Stored records
===
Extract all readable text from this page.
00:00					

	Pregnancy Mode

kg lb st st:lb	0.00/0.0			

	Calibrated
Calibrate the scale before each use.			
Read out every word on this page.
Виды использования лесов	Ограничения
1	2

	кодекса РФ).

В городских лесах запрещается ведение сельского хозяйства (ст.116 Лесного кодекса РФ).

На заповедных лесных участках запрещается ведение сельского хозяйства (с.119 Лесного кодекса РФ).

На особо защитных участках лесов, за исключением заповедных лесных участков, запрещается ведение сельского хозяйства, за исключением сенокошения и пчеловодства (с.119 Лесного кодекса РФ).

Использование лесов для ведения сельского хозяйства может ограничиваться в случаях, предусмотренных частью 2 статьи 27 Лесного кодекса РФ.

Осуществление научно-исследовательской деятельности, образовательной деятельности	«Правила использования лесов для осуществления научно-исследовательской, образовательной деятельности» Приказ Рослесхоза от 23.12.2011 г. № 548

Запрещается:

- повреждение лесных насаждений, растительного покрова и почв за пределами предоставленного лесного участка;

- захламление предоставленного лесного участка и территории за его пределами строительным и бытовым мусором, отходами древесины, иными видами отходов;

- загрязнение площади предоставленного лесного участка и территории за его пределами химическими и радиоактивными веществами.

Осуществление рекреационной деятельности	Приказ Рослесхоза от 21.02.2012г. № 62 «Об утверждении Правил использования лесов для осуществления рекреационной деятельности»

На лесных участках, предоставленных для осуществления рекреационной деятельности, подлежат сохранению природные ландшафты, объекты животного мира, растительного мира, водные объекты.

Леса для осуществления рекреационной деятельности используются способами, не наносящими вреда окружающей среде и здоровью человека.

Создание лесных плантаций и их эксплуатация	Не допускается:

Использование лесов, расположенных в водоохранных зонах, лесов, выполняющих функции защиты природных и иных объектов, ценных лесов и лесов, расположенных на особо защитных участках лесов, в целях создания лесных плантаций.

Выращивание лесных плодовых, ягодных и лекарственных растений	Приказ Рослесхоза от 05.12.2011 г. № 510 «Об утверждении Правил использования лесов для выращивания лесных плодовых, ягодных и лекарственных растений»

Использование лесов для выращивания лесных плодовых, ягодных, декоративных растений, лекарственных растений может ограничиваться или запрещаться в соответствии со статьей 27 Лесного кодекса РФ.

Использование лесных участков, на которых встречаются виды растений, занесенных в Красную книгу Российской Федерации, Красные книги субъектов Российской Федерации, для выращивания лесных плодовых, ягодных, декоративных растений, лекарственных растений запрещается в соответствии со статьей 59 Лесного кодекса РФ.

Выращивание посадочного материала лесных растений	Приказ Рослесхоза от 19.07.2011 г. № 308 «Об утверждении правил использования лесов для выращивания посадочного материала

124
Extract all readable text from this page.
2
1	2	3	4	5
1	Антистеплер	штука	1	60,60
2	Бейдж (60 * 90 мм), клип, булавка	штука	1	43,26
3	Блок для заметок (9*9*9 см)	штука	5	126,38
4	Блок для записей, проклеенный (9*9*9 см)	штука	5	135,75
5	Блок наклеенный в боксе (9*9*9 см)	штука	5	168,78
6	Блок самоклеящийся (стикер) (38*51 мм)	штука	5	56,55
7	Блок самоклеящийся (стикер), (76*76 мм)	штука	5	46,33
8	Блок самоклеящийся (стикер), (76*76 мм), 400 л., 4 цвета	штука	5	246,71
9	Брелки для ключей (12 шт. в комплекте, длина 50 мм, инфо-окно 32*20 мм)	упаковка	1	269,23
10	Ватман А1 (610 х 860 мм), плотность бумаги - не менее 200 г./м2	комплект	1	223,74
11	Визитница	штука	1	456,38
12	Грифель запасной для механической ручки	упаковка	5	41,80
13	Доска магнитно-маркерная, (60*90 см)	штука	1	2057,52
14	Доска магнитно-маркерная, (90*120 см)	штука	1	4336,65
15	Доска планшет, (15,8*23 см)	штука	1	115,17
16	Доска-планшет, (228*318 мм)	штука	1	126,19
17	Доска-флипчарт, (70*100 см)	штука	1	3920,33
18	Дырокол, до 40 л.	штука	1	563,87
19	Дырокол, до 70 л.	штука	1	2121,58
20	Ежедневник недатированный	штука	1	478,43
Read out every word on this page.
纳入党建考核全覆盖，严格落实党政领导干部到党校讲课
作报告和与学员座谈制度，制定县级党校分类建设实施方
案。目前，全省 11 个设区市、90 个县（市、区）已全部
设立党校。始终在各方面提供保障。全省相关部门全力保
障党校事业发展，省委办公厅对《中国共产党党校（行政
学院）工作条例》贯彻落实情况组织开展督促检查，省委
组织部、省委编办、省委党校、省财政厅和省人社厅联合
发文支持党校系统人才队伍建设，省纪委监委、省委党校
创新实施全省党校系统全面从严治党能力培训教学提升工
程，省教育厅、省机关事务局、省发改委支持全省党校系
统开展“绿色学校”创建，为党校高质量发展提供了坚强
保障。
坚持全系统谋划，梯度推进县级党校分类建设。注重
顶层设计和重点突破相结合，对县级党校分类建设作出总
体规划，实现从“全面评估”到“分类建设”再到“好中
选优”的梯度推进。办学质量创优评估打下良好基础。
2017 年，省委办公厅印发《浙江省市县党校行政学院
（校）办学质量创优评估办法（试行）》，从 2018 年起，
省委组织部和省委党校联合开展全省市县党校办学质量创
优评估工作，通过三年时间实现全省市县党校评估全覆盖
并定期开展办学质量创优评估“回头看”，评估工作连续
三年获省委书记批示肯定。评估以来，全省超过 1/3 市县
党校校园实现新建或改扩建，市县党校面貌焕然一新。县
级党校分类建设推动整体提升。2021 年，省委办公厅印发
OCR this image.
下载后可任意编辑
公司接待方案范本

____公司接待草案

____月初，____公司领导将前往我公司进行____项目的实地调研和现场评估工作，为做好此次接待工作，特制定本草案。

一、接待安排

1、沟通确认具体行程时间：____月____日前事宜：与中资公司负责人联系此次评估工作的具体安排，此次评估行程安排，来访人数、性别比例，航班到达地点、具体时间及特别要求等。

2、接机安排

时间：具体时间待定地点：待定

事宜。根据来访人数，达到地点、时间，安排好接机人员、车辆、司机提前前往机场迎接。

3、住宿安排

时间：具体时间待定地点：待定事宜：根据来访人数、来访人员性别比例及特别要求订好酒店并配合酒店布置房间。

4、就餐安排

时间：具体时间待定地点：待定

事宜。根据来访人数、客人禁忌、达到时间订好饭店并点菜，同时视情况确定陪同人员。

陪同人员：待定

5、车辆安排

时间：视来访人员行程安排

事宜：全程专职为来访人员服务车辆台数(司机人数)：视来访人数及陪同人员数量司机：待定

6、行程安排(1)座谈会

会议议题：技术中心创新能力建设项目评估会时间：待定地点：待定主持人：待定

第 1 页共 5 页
===
§ **Work required**
Copy down the whole of the data above, matching it exactly.

§ **Task output**
Extract all readable text from this page.
00:00					

	Pregnancy Mode

kg lb st st:lb	0.00/0.0			

	Calibrated
Calibrate the scale before each use.			
Read out every word on this page.
Виды использования лесов	Ограничения
1	2

	кодекса РФ).

В городских лесах запрещается ведение сельского хозяйства (ст.116 Лесного кодекса РФ).

На заповедных лесных участках запрещается ведение сельского хозяйства (с.119 Лесного кодекса РФ).

На особо защитных участках лесов, за исключением заповедных лесных участков, запрещается ведение сельского хозяйства, за исключением сенокошения и пчеловодства (с.119 Лесного кодекса РФ).

Использование лесов для ведения сельского хозяйства может ограничиваться в случаях, предусмотренных частью 2 статьи 27 Лесного кодекса РФ.

Осуществление научно-исследовательской деятельности, образовательной деятельности	«Правила использования лесов для осуществления научно-исследовательской, образовательной деятельности» Приказ Рослесхоза от 23.12.2011 г. № 548

Запрещается:

- повреждение лесных насаждений, растительного покрова и почв за пределами предоставленного лесного участка;

- захламление предоставленного лесного участка и территории за его пределами строительным и бытовым мусором, отходами древесины, иными видами отходов;

- загрязнение площади предоставленного лесного участка и территории за его пределами химическими и радиоактивными веществами.

Осуществление рекреационной деятельности	Приказ Рослесхоза от 21.02.2012г. № 62 «Об утверждении Правил использования лесов для осуществления рекреационной деятельности»

На лесных участках, предоставленных для осуществления рекреационной деятельности, подлежат сохранению природные ландшафты, объекты животного мира, растительного мира, водные объекты.

Леса для осуществления рекреационной деятельности используются способами, не наносящими вреда окружающей среде и здоровью человека.

Создание лесных плантаций и их эксплуатация	Не допускается:

Использование лесов, расположенных в водоохранных зонах, лесов, выполняющих функции защиты природных и иных объектов, ценных лесов и лесов, расположенных на особо защитных участках лесов, в целях создания лесных плантаций.

Выращивание лесных плодовых, ягодных и лекарственных растений	Приказ Рослесхоза от 05.12.2011 г. № 510 «Об утверждении Правил использования лесов для выращивания лесных плодовых, ягодных и лекарственных растений»

Использование лесов для выращивания лесных плодовых, ягодных, декоративных растений, лекарственных растений может ограничиваться или запрещаться в соответствии со статьей 27 Лесного кодекса РФ.

Использование лесных участков, на которых встречаются виды растений, занесенных в Красную книгу Российской Федерации, Красные книги субъектов Российской Федерации, для выращивания лесных плодовых, ягодных, декоративных растений, лекарственных растений запрещается в соответствии со статьей 59 Лесного кодекса РФ.

Выращивание посадочного материала лесных растений	Приказ Рослесхоза от 19.07.2011 г. № 308 «Об утверждении правил использования лесов для выращивания посадочного материала

124
Extract all readable text from this page.
2
1	2	3	4	5
1	Антистеплер	штука	1	60,60
2	Бейдж (60 * 90 мм), клип, булавка	штука	1	43,26
3	Блок для заметок (9*9*9 см)	штука	5	126,38
4	Блок для записей, проклеенный (9*9*9 см)	штука	5	135,75
5	Блок наклеенный в боксе (9*9*9 см)	штука	5	168,78
6	Блок самоклеящийся (стикер) (38*51 мм)	штука	5	56,55
7	Блок самоклеящийся (стикер), (76*76 мм)	штука	5	46,33
8	Блок самоклеящийся (стикер), (76*76 мм), 400 л., 4 цвета	штука	5	246,71
9	Брелки для ключей (12 шт. в комплекте, длина 50 мм, инфо-окно 32*20 мм)	упаковка	1	269,23
10	Ватман А1 (610 х 860 мм), плотность бумаги - не менее 200 г./м2	комплект	1	223,74
11	Визитница	штука	1	456,38
12	Грифель запасной для механической ручки	упаковка	5	41,80
13	Доска магнитно-маркерная, (60*90 см)	штука	1	2057,52
14	Доска магнитно-маркерная, (90*120 см)	штука	1	4336,65
15	Доска планшет, (15,8*23 см)	штука	1	115,17
16	Доска-планшет, (228*318 мм)	штука	1	126,19
17	Доска-флипчарт, (70*100 см)	штука	1	3920,33
18	Дырокол, до 40 л.	штука	1	563,87
19	Дырокол, до 70 л.	штука	1	2121,58
20	Ежедневник недатированный	штука	1	478,43
Read out every word on this page.
纳入党建考核全覆盖，严格落实党政领导干部到党校讲课
作报告和与学员座谈制度，制定县级党校分类建设实施方
案。目前，全省 11 个设区市、90 个县（市、区）已全部
设立党校。始终在各方面提供保障。全省相关部门全力保
障党校事业发展，省委办公厅对《中国共产党党校（行政
学院）工作条例》贯彻落实情况组织开展督促检查，省委
组织部、省委编办、省委党校、省财政厅和省人社厅联合
发文支持党校系统人才队伍建设，省纪委监委、省委党校
创新实施全省党校系统全面从严治党能力培训教学提升工
程，省教育厅、省机关事务局、省发改委支持全省党校系
统开展“绿色学校”创建，为党校高质量发展提供了坚强
保障。
坚持全系统谋划，梯度推进县级党校分类建设。注重
顶层设计和重点突破相结合，对县级党校分类建设作出总
体规划，实现从“全面评估”到“分类建设”再到“好中
选优”的梯度推进。办学质量创优评估打下良好基础。
2017 年，省委办公厅印发《浙江省市县党校行政学院
（校）办学质量创优评估办法（试行）》，从 2018 年起，
省委组织部和省委党校联合开展全省市县党校办学质量创
优评估工作，通过三年时间实现全省市县党校评估全覆盖
并定期开展办学质量创优评估“回头看”，评估工作连续
三年获省委书记批示肯定。评估以来，全省超过 1/3 市县
党校校园实现新建或改扩建，市县党校面貌焕然一新。县
级党校分类建设推动整体提升。2021 年，省委办公厅印发
OCR this image.
下载后可任意编辑
公司接待方案范本

____公司接待草案

____月初，____公司领导将前往我公司进行____项目的实地调研和现场评估工作，为做好此次接待工作，特制定本草案。

一、接待安排

1、沟通确认具体行程时间：____月____日前事宜：与中资公司负责人联系此次评估工作的具体安排，此次评估行程安排，来访人数、性别比例，航班到达地点、具体时间及特别要求等。

2、接机安排

时间：具体时间待定地点：待定

事宜。根据来访人数，达到地点、时间，安排好接机人员、车辆、司机提前前往机场迎接。

3、住宿安排

时间：具体时间待定地点：待定事宜：根据来访人数、来访人员性别比例及特别要求订好酒店并配合酒店布置房间。

4、就餐安排

时间：具体时间待定地点：待定

事宜。根据来访人数、客人禁忌、达到时间订好饭店并点菜，同时视情况确定陪同人员。

陪同人员：待定

5、车辆安排

时间：视来访人员行程安排

事宜：全程专职为来访人员服务车辆台数(司机人数)：视来访人数及陪同人员数量司机：待定

6、行程安排(1)座谈会

会议议题：技术中心创新能力建设项目评估会时间：待定地点：待定主持人：待定

第 1 页共 5 页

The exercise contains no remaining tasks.